[DIRECTIONS] Could you write out the records below exactly as they appear, leaving out any pictures?

════════════════

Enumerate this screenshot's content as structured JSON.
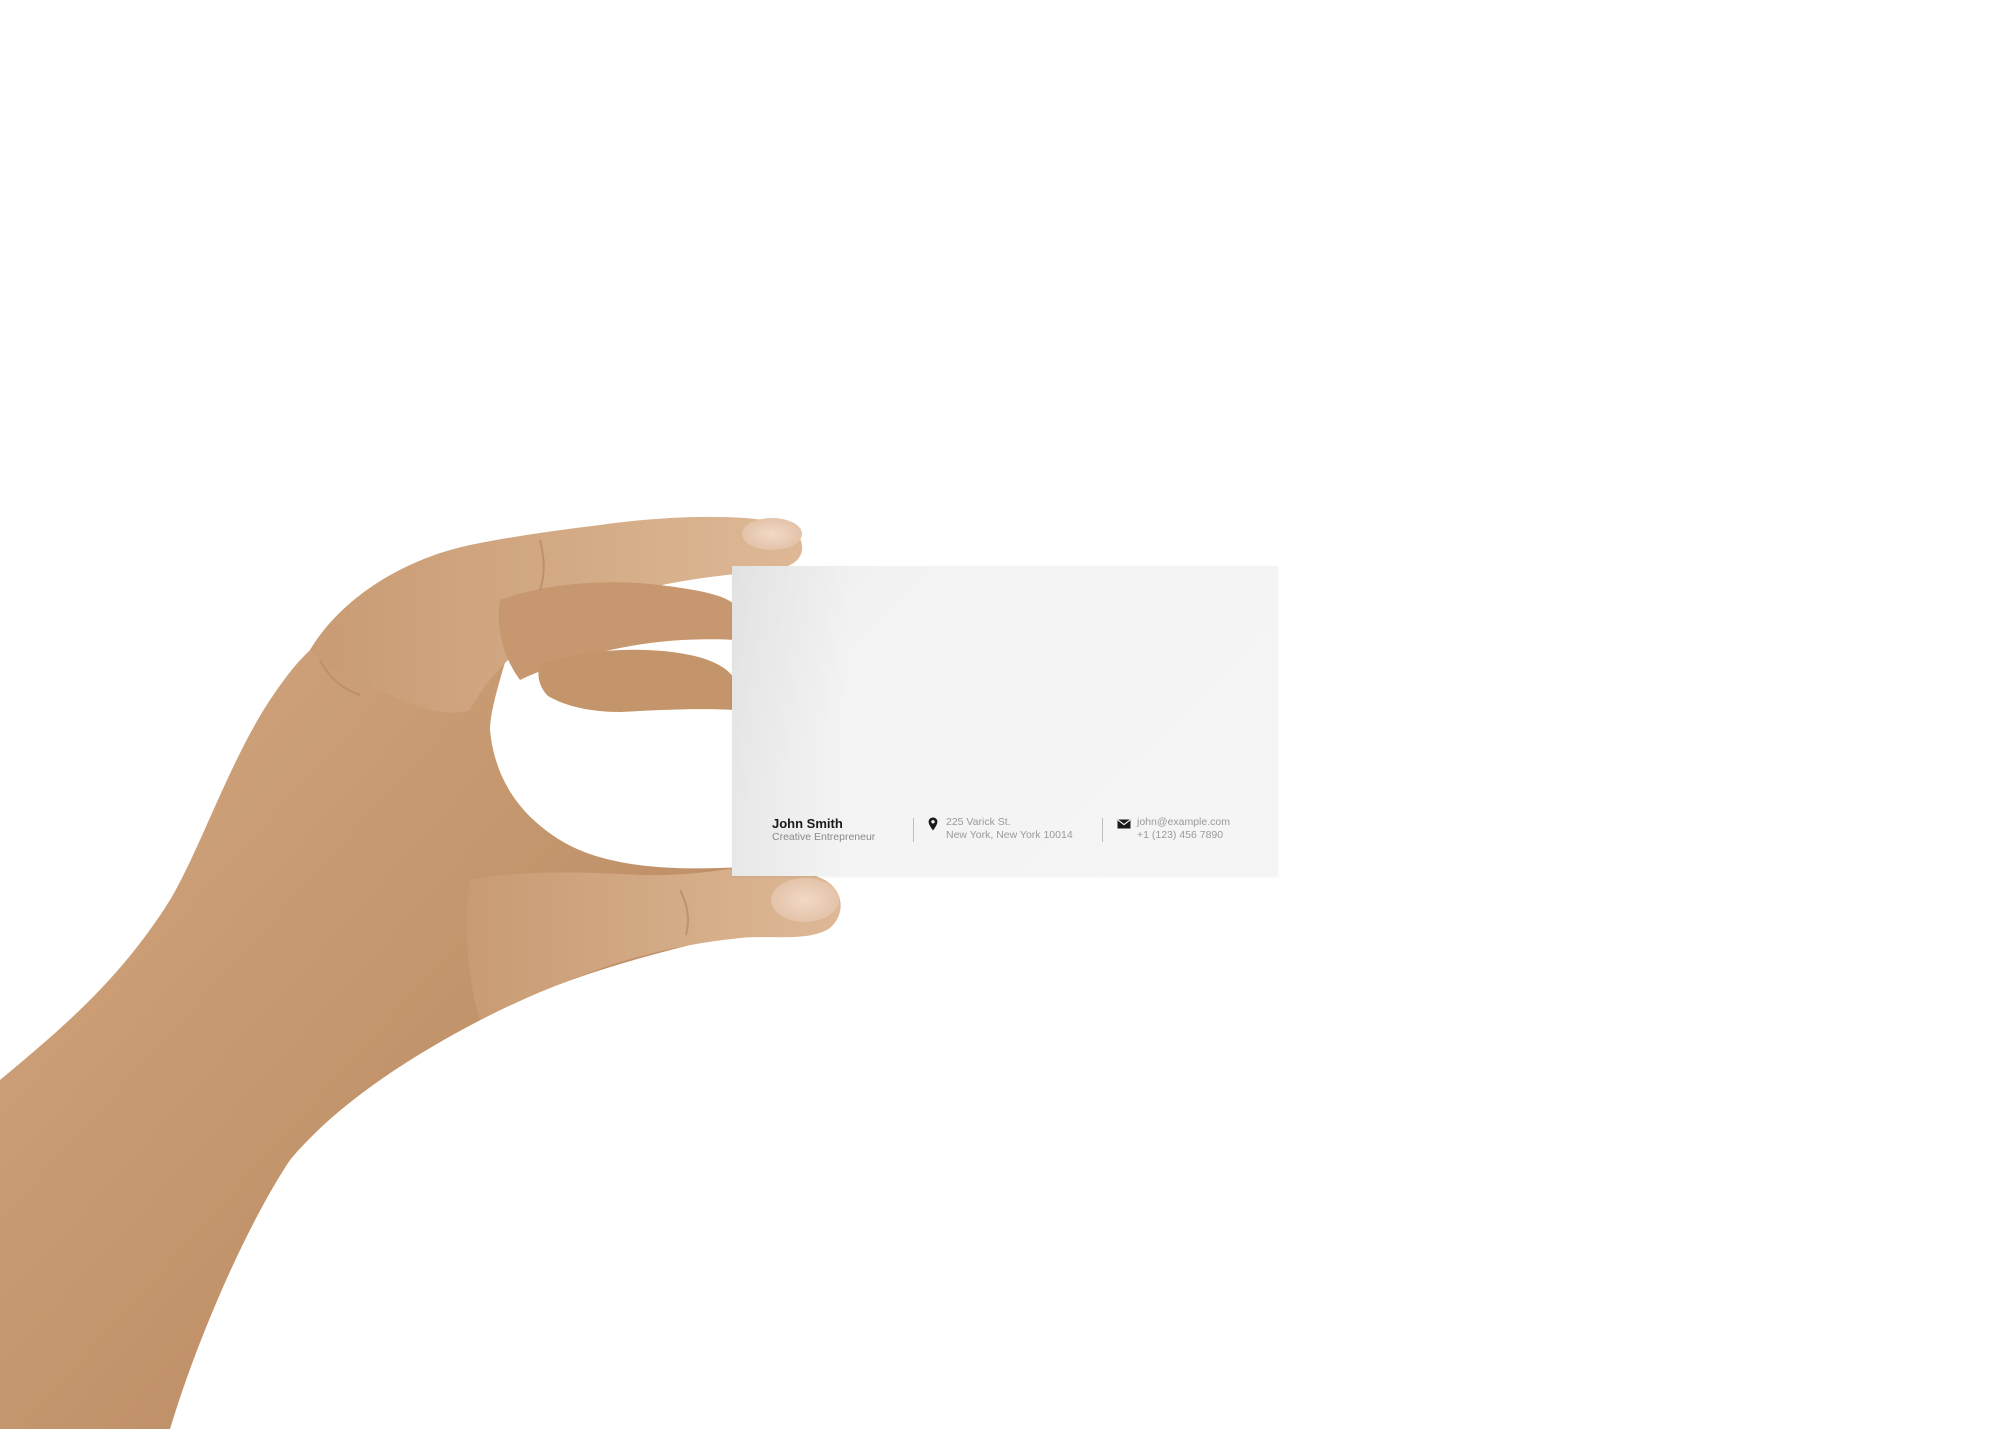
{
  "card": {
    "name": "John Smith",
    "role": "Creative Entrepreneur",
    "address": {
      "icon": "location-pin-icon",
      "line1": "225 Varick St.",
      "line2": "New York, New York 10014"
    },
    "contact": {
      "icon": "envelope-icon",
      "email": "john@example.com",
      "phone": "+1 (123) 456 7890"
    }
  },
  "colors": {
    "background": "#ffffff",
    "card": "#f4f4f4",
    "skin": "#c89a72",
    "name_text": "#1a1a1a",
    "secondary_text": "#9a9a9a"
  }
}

════════════════

[WRITTEN ANSWER]
Enumerate this screenshot's content as structured JSON.
{
  "card": {
    "name": "John Smith",
    "role": "Creative Entrepreneur",
    "address": {
      "icon": "location-pin-icon",
      "line1": "225 Varick St.",
      "line2": "New York, New York 10014"
    },
    "contact": {
      "icon": "envelope-icon",
      "email": "john@example.com",
      "phone": "+1 (123) 456 7890"
    }
  },
  "colors": {
    "background": "#ffffff",
    "card": "#f4f4f4",
    "skin": "#c89a72",
    "name_text": "#1a1a1a",
    "secondary_text": "#9a9a9a"
  }
}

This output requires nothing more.